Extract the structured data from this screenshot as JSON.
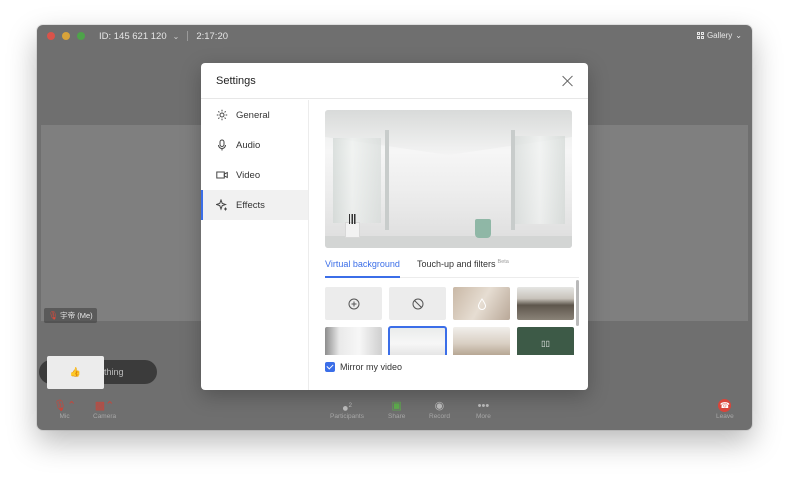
{
  "window": {
    "meeting_id": "ID: 145 621 120",
    "timer": "2:17:20",
    "view_label": "Gallery",
    "self_name": "宇帝 (Me)"
  },
  "chat": {
    "placeholder": "Say something"
  },
  "toolbar": {
    "mic_label": "Mic",
    "camera_label": "Camera",
    "participants_label": "Participants",
    "participants_count": "2",
    "share_label": "Share",
    "record_label": "Record",
    "more_label": "More",
    "leave_label": "Leave"
  },
  "settings": {
    "title": "Settings",
    "sidebar": [
      {
        "label": "General",
        "icon": "gear-icon"
      },
      {
        "label": "Audio",
        "icon": "microphone-icon"
      },
      {
        "label": "Video",
        "icon": "video-camera-icon"
      },
      {
        "label": "Effects",
        "icon": "sparkle-icon",
        "active": true
      }
    ],
    "tabs": {
      "virtual_background": "Virtual background",
      "touchup": "Touch-up and filters",
      "beta": "Beta"
    },
    "backgrounds": [
      {
        "kind": "add",
        "icon": "plus-circle-icon"
      },
      {
        "kind": "none",
        "icon": "ban-icon"
      },
      {
        "kind": "blur",
        "icon": "drop-icon"
      },
      {
        "kind": "image",
        "selected": false
      },
      {
        "kind": "image",
        "selected": false
      },
      {
        "kind": "image",
        "selected": true
      },
      {
        "kind": "image",
        "selected": false
      },
      {
        "kind": "image",
        "selected": false
      }
    ],
    "mirror_label": "Mirror my video",
    "mirror_checked": true
  },
  "colors": {
    "accent": "#3b6ee8",
    "leave": "#d9453a",
    "muted": "#c8453a"
  }
}
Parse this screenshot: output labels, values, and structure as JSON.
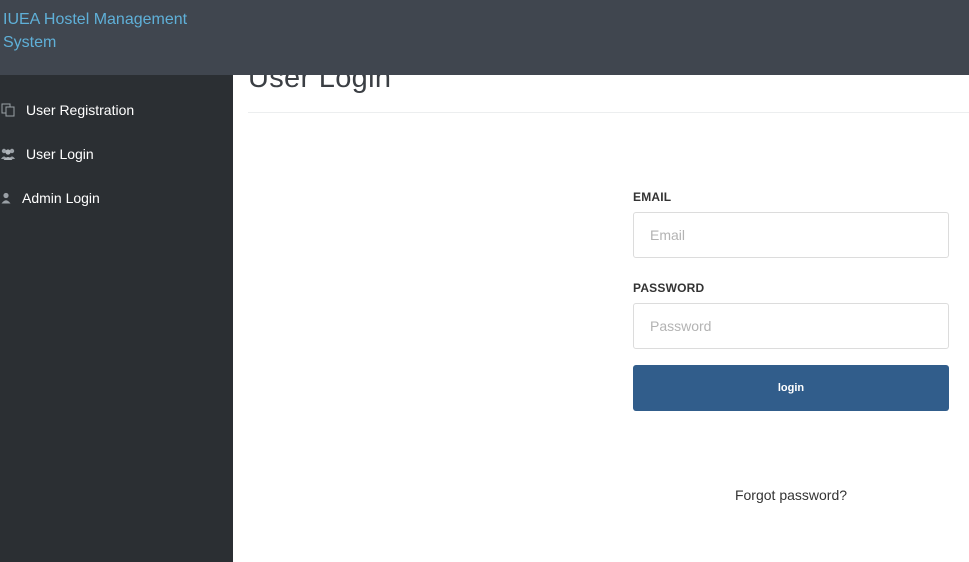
{
  "app": {
    "title": "IUEA Hostel Management System"
  },
  "sidebar": {
    "items": [
      {
        "label": "User Registration",
        "icon": "copy-icon"
      },
      {
        "label": "User Login",
        "icon": "users-icon"
      },
      {
        "label": "Admin Login",
        "icon": "user-icon"
      }
    ]
  },
  "main": {
    "title": "User Login"
  },
  "form": {
    "email_label": "EMAIL",
    "email_placeholder": "Email",
    "password_label": "PASSWORD",
    "password_placeholder": "Password",
    "login_label": "login",
    "forgot_label": "Forgot password?"
  },
  "colors": {
    "topbar": "#40464f",
    "sidebar": "#2b2f33",
    "brand": "#5fb0d8",
    "button": "#315d8b"
  }
}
☆ ☆ ☆ ☆ ☆
YOUR TASK> Beginning at the line with "Parse this screenshot: output" and ending at the last line of the listing above, retype each line exactly, including those two lines. Leave the pictures out.

WRITTEN ANSWER>
Parse this screenshot: output labels, values, and structure as JSON.
{
  "app": {
    "title": "IUEA Hostel Management System"
  },
  "sidebar": {
    "items": [
      {
        "label": "User Registration",
        "icon": "copy-icon"
      },
      {
        "label": "User Login",
        "icon": "users-icon"
      },
      {
        "label": "Admin Login",
        "icon": "user-icon"
      }
    ]
  },
  "main": {
    "title": "User Login"
  },
  "form": {
    "email_label": "EMAIL",
    "email_placeholder": "Email",
    "password_label": "PASSWORD",
    "password_placeholder": "Password",
    "login_label": "login",
    "forgot_label": "Forgot password?"
  },
  "colors": {
    "topbar": "#40464f",
    "sidebar": "#2b2f33",
    "brand": "#5fb0d8",
    "button": "#315d8b"
  }
}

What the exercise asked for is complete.